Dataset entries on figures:
------------------------

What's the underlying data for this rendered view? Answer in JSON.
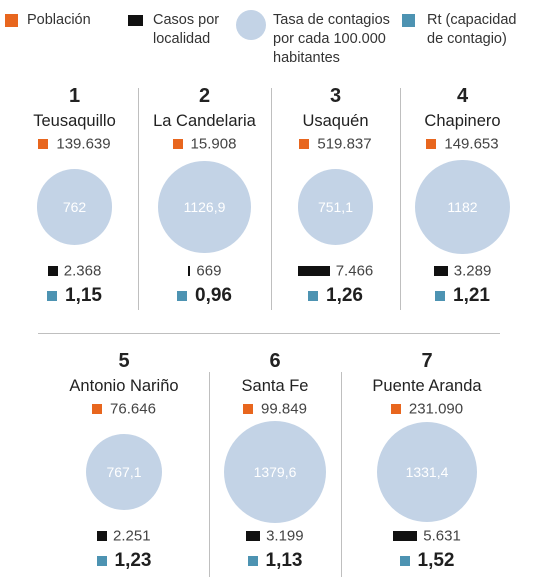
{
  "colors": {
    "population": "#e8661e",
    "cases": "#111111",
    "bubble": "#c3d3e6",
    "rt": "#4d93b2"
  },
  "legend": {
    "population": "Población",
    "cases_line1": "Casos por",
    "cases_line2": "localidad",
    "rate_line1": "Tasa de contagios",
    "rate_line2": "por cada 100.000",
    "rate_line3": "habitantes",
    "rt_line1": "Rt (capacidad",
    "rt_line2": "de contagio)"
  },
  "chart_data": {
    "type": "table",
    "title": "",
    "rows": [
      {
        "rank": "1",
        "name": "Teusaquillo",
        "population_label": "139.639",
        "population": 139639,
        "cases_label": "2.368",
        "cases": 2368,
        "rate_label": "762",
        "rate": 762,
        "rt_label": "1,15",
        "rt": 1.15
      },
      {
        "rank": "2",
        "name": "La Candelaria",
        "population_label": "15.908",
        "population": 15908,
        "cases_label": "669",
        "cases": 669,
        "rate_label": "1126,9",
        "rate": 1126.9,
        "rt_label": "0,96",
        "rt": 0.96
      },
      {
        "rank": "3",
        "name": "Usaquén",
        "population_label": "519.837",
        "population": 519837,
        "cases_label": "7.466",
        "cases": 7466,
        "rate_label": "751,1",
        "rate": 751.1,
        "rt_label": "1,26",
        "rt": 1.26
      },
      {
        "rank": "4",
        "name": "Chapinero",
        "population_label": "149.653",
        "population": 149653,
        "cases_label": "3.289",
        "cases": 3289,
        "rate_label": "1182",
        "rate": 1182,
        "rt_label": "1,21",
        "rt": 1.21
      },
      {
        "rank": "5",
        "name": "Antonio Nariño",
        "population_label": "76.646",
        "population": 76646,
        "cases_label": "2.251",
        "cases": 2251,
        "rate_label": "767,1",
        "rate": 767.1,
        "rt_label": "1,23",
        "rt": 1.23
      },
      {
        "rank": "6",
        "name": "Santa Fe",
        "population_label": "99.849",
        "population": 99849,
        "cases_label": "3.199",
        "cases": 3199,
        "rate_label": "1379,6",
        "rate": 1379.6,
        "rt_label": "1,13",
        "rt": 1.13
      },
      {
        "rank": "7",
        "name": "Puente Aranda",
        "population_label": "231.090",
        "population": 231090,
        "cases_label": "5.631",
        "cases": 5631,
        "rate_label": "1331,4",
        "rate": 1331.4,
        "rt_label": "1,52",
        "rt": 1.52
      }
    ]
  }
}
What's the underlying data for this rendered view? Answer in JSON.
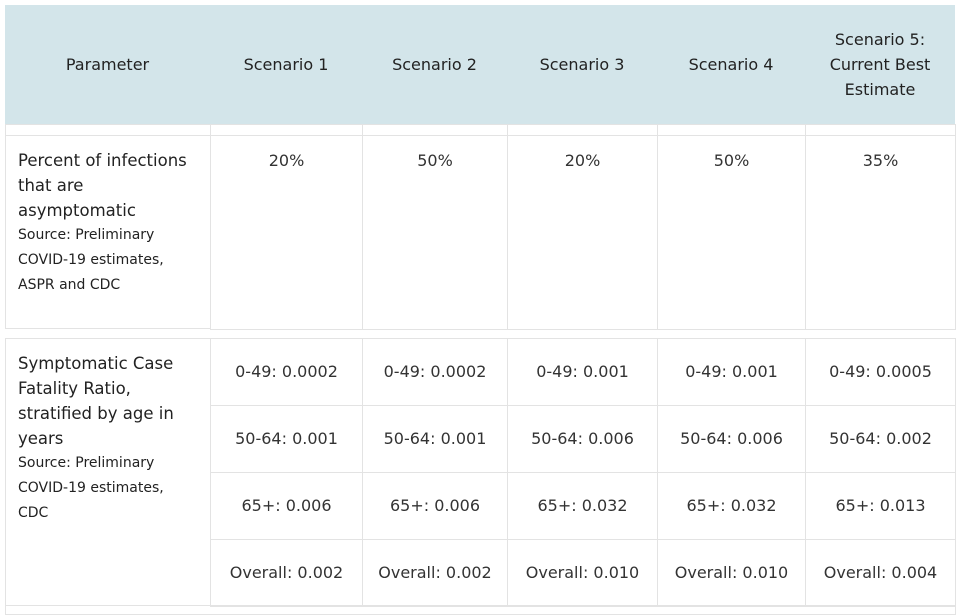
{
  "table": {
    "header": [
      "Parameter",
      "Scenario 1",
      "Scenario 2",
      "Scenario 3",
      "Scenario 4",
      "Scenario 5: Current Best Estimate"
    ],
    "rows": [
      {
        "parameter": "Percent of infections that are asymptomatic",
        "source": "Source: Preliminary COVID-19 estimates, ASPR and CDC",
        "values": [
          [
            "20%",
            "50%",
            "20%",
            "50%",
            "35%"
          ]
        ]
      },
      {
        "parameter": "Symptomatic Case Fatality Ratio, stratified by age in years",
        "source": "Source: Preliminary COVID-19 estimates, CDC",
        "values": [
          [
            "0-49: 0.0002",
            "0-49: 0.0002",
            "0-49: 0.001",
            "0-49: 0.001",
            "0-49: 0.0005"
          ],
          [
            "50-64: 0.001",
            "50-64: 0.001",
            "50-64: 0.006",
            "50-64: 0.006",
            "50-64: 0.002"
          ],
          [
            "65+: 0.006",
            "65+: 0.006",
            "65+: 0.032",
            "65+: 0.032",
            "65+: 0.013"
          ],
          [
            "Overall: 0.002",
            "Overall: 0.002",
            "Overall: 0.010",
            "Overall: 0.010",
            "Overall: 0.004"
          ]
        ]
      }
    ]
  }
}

------------------------

- WHAT YOU HAVE TO DO -
Pictures are not part of the copy; output everything else in the records exactly.

- TASK RESULT -
What's the underlying data for this rendered view? Answer in JSON.
{
  "colors": {
    "population": "#e8661e",
    "cases": "#111111",
    "bubble": "#c3d3e6",
    "rt": "#4d93b2"
  },
  "legend": {
    "population": "Población",
    "cases_line1": "Casos por",
    "cases_line2": "localidad",
    "rate_line1": "Tasa de contagios",
    "rate_line2": "por cada 100.000",
    "rate_line3": "habitantes",
    "rt_line1": "Rt (capacidad",
    "rt_line2": "de contagio)"
  },
  "chart_data": {
    "type": "table",
    "title": "",
    "rows": [
      {
        "rank": "1",
        "name": "Teusaquillo",
        "population_label": "139.639",
        "population": 139639,
        "cases_label": "2.368",
        "cases": 2368,
        "rate_label": "762",
        "rate": 762,
        "rt_label": "1,15",
        "rt": 1.15
      },
      {
        "rank": "2",
        "name": "La Candelaria",
        "population_label": "15.908",
        "population": 15908,
        "cases_label": "669",
        "cases": 669,
        "rate_label": "1126,9",
        "rate": 1126.9,
        "rt_label": "0,96",
        "rt": 0.96
      },
      {
        "rank": "3",
        "name": "Usaquén",
        "population_label": "519.837",
        "population": 519837,
        "cases_label": "7.466",
        "cases": 7466,
        "rate_label": "751,1",
        "rate": 751.1,
        "rt_label": "1,26",
        "rt": 1.26
      },
      {
        "rank": "4",
        "name": "Chapinero",
        "population_label": "149.653",
        "population": 149653,
        "cases_label": "3.289",
        "cases": 3289,
        "rate_label": "1182",
        "rate": 1182,
        "rt_label": "1,21",
        "rt": 1.21
      },
      {
        "rank": "5",
        "name": "Antonio Nariño",
        "population_label": "76.646",
        "population": 76646,
        "cases_label": "2.251",
        "cases": 2251,
        "rate_label": "767,1",
        "rate": 767.1,
        "rt_label": "1,23",
        "rt": 1.23
      },
      {
        "rank": "6",
        "name": "Santa Fe",
        "population_label": "99.849",
        "population": 99849,
        "cases_label": "3.199",
        "cases": 3199,
        "rate_label": "1379,6",
        "rate": 1379.6,
        "rt_label": "1,13",
        "rt": 1.13
      },
      {
        "rank": "7",
        "name": "Puente Aranda",
        "population_label": "231.090",
        "population": 231090,
        "cases_label": "5.631",
        "cases": 5631,
        "rate_label": "1331,4",
        "rate": 1331.4,
        "rt_label": "1,52",
        "rt": 1.52
      }
    ]
  }
}
What's the underlying data for this rendered view? Answer in JSON.
{
  "table": {
    "header": [
      "Parameter",
      "Scenario 1",
      "Scenario 2",
      "Scenario 3",
      "Scenario 4",
      "Scenario 5: Current Best Estimate"
    ],
    "rows": [
      {
        "parameter": "Percent of infections that are asymptomatic",
        "source": "Source: Preliminary COVID-19 estimates, ASPR and CDC",
        "values": [
          [
            "20%",
            "50%",
            "20%",
            "50%",
            "35%"
          ]
        ]
      },
      {
        "parameter": "Symptomatic Case Fatality Ratio, stratified by age in years",
        "source": "Source: Preliminary COVID-19 estimates, CDC",
        "values": [
          [
            "0-49: 0.0002",
            "0-49: 0.0002",
            "0-49: 0.001",
            "0-49: 0.001",
            "0-49: 0.0005"
          ],
          [
            "50-64: 0.001",
            "50-64: 0.001",
            "50-64: 0.006",
            "50-64: 0.006",
            "50-64: 0.002"
          ],
          [
            "65+: 0.006",
            "65+: 0.006",
            "65+: 0.032",
            "65+: 0.032",
            "65+: 0.013"
          ],
          [
            "Overall: 0.002",
            "Overall: 0.002",
            "Overall: 0.010",
            "Overall: 0.010",
            "Overall: 0.004"
          ]
        ]
      }
    ]
  }
}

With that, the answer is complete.